↓↓↓

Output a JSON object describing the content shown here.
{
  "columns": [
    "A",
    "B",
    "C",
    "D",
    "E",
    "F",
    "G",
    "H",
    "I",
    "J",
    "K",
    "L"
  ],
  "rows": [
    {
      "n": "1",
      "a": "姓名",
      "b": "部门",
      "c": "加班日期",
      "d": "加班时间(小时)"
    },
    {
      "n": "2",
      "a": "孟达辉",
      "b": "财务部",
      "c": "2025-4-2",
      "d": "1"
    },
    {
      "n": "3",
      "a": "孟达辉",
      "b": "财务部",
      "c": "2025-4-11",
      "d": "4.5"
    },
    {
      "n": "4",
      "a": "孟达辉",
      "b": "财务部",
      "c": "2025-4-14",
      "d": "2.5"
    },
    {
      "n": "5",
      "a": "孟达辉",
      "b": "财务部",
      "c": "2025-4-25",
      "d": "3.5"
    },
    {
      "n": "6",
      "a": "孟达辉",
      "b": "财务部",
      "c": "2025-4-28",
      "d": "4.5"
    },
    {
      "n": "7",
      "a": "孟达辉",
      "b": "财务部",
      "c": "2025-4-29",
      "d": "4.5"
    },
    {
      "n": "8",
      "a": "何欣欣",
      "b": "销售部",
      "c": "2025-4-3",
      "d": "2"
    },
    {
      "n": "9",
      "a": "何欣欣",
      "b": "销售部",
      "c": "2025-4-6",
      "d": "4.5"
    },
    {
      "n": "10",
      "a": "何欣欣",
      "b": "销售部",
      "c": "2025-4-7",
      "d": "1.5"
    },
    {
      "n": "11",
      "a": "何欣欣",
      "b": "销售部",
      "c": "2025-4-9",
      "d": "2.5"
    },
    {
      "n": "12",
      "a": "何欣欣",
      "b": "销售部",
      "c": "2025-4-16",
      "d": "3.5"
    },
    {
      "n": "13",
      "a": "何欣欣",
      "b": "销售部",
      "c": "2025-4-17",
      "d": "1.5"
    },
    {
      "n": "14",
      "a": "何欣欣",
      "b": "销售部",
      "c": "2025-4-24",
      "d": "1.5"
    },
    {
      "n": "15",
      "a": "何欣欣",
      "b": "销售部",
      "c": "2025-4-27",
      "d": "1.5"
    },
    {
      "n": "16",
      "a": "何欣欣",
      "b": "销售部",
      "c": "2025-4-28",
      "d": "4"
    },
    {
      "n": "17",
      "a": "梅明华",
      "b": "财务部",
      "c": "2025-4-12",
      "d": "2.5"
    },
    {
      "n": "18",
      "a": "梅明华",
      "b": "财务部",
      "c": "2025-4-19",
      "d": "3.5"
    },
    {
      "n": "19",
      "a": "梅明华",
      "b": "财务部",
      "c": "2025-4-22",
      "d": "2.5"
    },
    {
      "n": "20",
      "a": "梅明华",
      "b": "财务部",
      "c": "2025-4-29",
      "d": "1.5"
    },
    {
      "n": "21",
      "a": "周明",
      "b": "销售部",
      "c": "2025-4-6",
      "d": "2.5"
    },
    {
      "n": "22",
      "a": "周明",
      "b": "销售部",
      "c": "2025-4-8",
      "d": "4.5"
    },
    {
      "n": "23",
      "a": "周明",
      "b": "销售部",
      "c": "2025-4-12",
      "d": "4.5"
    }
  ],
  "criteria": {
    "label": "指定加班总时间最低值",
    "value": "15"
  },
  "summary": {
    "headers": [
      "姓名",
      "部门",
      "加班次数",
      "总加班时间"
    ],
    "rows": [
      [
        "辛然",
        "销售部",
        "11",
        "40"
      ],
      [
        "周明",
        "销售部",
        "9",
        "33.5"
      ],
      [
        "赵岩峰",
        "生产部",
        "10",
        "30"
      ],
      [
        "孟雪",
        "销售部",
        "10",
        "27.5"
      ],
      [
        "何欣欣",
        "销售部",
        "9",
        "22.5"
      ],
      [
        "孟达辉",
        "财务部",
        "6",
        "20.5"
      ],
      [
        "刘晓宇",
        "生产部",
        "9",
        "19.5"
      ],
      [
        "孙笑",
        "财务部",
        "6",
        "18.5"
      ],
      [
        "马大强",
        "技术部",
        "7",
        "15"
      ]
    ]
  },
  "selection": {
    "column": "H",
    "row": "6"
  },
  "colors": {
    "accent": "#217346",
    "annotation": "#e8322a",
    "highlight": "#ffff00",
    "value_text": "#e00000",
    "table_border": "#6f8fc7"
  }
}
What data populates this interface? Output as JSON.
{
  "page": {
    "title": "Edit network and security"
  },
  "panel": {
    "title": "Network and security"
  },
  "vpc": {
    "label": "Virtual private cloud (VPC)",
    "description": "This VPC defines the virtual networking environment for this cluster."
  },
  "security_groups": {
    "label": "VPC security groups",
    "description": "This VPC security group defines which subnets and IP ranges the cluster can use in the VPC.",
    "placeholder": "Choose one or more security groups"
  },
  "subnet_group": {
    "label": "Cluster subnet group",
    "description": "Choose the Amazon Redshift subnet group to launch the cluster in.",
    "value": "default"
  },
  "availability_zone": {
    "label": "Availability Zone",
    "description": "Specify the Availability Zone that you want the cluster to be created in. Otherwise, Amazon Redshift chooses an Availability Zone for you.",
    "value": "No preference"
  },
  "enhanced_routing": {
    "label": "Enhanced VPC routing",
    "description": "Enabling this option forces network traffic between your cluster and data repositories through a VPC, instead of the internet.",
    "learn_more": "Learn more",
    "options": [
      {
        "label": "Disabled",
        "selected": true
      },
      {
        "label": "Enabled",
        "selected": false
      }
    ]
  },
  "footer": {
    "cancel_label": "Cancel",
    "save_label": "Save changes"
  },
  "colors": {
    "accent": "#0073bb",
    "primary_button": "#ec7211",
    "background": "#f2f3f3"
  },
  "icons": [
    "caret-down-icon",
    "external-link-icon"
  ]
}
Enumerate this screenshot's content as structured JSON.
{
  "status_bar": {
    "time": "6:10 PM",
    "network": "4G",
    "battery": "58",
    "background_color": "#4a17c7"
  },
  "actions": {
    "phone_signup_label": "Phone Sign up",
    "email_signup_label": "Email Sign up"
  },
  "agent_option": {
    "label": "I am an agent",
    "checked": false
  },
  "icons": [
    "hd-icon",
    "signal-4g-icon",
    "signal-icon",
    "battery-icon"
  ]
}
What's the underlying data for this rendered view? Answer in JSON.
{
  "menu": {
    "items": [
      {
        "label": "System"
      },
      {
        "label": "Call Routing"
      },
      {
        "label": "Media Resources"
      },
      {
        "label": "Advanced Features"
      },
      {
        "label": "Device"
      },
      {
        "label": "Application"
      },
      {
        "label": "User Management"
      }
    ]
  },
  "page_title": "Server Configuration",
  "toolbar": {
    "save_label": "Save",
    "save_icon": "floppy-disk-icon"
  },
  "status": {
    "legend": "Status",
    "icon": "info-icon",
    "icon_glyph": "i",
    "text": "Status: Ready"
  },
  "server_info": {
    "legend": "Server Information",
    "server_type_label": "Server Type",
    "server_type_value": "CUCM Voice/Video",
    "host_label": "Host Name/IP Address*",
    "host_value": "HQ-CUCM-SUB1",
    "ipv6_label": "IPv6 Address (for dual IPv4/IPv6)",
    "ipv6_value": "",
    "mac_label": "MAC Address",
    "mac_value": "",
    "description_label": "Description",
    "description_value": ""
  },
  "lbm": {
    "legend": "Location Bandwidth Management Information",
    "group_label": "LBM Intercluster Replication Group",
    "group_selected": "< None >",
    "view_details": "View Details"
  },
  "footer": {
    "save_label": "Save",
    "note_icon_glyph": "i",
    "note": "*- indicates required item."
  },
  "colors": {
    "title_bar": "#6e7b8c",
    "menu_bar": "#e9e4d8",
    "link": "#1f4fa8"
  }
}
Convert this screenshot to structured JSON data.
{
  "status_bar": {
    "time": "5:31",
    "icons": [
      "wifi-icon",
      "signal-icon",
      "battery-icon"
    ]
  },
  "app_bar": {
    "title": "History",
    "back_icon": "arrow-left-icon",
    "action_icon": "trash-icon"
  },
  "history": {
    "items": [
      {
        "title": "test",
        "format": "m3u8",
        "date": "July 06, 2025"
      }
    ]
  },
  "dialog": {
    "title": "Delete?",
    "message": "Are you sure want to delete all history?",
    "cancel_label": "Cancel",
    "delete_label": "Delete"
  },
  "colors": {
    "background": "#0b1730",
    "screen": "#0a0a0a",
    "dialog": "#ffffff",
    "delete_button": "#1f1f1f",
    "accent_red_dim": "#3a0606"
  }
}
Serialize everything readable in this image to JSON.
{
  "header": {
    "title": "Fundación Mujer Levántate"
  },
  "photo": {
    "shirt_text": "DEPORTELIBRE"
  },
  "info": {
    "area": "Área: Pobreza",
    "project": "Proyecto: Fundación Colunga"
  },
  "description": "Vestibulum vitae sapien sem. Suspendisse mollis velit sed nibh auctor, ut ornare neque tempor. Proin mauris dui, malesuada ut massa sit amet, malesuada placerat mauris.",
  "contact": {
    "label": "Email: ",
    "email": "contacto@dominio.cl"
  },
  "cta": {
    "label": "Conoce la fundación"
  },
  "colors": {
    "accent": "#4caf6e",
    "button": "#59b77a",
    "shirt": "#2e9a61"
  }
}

↑↑↑

Count every line in the entries above where the word "more" appears; respond with the number alone.

> _Exercise answer_: 2